And what was spoken at the hackathon by upwards of 100 developers, programmers, coders, engineers, and others were far more supportive, upbeat words than we usually hear in publishing these days. Many of these technology workers, our hacker-participants, aren’t publishing people. Without the political baggage many in the industry! the industry! bring to the table, they could jump into the challenges placed before them with happy gusto.

The change in tone was remarkable.

As Henry Volans of Faber & Faber put it to me, publishing has been taking its digital disruption very hard. Almost all industries experience some form of disruption, especially in the digital dynamic, but publishing folks have felt particularly hard-pressed.

Turn some of the needs created  by that disruption over to the FutureBook hackers — working on discoverability, uses of audio and data, children’s literature, and more — and the mood lightened in a flash.

The happy cacophony in that University College London calls for a more balanced approach, surely something that publishing folks have earned by now.

As industry commentator Jane Friedman puts it in a look at the fortunes of both US traditional publishers and part of the world self-publishing community:

If comparing the health of traditional publishing with the boom in self-publishing, one might reasonably conclude we’re not playing a zero-sum game. In other words: if self-publishing wins, that doesn’t mean traditional publishing loses, and vice versa.

And yet, the conversation sounds skewed. We seem to hear more from the self-publishing camp than we do from authors who, like LaFevers, have concluded that the traditional approach is best for them.

Why Wouldn’t We Be Hearing As Much From the Traditionalists?

Would you like a few possible — emphasis on “possible” — reasons why we don’t seem to hear as much from the “legacy” side of publishing? Sure. These are some of the suggestions you get when you ask folks why there’s such an imbalance in the rhetoric:

  • Traditional publishing workers believe they’re the lucky ones and don’t want to make self-publishers feel bad by talking about their good fortune.

• Work instruction:
Continue the publishing piece from after its last line.

• Data extract:
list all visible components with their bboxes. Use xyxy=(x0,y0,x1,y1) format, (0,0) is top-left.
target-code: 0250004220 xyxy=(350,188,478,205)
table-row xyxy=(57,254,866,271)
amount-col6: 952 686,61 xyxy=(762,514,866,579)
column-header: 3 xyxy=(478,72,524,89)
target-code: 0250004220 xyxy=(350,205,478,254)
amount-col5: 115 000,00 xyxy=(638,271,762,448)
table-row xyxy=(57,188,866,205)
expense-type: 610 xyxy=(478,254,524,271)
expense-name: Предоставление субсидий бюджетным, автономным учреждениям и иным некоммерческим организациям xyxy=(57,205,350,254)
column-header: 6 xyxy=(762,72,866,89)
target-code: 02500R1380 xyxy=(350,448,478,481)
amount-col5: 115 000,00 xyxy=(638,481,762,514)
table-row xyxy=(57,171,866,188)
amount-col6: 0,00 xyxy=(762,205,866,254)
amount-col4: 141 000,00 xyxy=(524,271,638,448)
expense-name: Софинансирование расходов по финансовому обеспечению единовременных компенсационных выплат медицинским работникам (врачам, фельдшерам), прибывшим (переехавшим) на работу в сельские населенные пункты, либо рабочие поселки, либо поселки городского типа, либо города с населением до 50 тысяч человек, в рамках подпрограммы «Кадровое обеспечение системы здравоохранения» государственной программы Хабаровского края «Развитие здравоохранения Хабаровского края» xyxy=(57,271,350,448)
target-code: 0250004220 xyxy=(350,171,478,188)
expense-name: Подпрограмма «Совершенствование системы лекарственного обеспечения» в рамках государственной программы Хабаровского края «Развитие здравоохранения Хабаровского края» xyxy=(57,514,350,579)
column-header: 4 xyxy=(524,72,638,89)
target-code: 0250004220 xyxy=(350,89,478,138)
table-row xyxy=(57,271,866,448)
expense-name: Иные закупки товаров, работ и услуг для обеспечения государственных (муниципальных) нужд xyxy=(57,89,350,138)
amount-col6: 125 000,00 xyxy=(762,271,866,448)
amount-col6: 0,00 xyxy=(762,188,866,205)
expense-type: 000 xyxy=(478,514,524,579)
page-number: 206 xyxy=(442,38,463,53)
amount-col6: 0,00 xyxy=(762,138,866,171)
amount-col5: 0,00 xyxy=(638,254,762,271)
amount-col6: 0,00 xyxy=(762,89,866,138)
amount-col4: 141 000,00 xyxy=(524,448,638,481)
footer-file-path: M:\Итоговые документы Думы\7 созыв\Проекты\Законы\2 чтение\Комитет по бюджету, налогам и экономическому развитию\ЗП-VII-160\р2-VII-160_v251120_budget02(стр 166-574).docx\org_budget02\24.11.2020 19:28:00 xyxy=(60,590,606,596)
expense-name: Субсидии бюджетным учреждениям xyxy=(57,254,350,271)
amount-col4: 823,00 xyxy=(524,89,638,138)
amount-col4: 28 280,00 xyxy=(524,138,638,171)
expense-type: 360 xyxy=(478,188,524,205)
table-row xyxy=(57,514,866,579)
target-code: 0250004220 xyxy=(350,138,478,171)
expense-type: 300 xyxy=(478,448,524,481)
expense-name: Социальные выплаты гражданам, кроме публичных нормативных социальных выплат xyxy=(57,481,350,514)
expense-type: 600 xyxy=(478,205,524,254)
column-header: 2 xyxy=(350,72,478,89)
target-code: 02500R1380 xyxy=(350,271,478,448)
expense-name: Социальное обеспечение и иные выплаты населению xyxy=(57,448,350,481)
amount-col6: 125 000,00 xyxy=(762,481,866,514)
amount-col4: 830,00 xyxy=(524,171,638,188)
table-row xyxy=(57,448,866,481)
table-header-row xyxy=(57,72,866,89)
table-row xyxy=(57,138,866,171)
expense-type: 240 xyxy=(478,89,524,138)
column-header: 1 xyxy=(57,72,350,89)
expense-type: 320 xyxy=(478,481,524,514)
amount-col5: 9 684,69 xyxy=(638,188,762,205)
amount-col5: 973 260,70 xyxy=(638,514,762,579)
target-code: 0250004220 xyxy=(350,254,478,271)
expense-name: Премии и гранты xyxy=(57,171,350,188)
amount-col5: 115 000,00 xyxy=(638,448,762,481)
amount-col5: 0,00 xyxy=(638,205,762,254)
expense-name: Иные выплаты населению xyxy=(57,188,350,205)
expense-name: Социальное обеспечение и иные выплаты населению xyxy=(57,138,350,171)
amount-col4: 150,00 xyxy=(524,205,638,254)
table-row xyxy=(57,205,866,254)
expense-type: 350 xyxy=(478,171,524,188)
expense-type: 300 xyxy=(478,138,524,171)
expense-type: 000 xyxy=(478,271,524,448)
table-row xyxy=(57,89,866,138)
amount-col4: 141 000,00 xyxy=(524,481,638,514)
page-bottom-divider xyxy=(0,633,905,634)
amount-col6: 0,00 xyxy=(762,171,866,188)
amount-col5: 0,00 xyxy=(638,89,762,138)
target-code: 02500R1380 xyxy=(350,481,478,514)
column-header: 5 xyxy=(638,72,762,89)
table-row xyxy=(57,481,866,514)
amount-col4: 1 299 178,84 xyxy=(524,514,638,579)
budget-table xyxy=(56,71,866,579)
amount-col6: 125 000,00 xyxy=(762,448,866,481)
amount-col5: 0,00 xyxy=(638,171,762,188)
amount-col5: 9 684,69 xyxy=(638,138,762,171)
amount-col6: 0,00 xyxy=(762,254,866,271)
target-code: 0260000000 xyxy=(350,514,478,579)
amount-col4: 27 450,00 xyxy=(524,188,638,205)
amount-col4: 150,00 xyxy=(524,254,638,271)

• Reply to the exercise:
  • Traditional publishing people are superstitious and worry that they could jinx their careers if they talk about them.
  • Traditional publishing folks realize that self-publishers are the “insurgents,” in a good sense, and want to let them have the stage to get their messages across.
  • The media are only interested in self-publishing phenoms, those David-and-Goliath stories that The Bookseller’s Philip Jones describes in his editorial today, Voice recognition, as a “Manichean struggle between the disrupted and the disruptor.”
  • Traditional publishing people are always told to let the corporate communications offices do the talking.
  • Self-publishing people have the underdog / squeaky-wheel’s advantage, so we’ll always hear more of their story than the establishment’s.

Now, none of these is endorsed, recommended, put forward as gospel, or derided as myth. These ideas of why we don’t seem to hear from traditional publishing folks are here simply as examples of how divergent the thinking is on the subject.

And there are more of these ideas at The FutureBook.net if you’d like to consider some more. You’re welcome to join us Friday at 11 a.m. ET / 4 p.m. London time, for a Twitter conversation hashtagged #FutureChat on the topic. I’d like your best ideas as to whether it’s just the nature of an insurgency — as self-publishing frequently is seen — or something else that tends to make it seem the two camps of publishing are perpetually at odds and curiously overweighted by comments from one side over the other.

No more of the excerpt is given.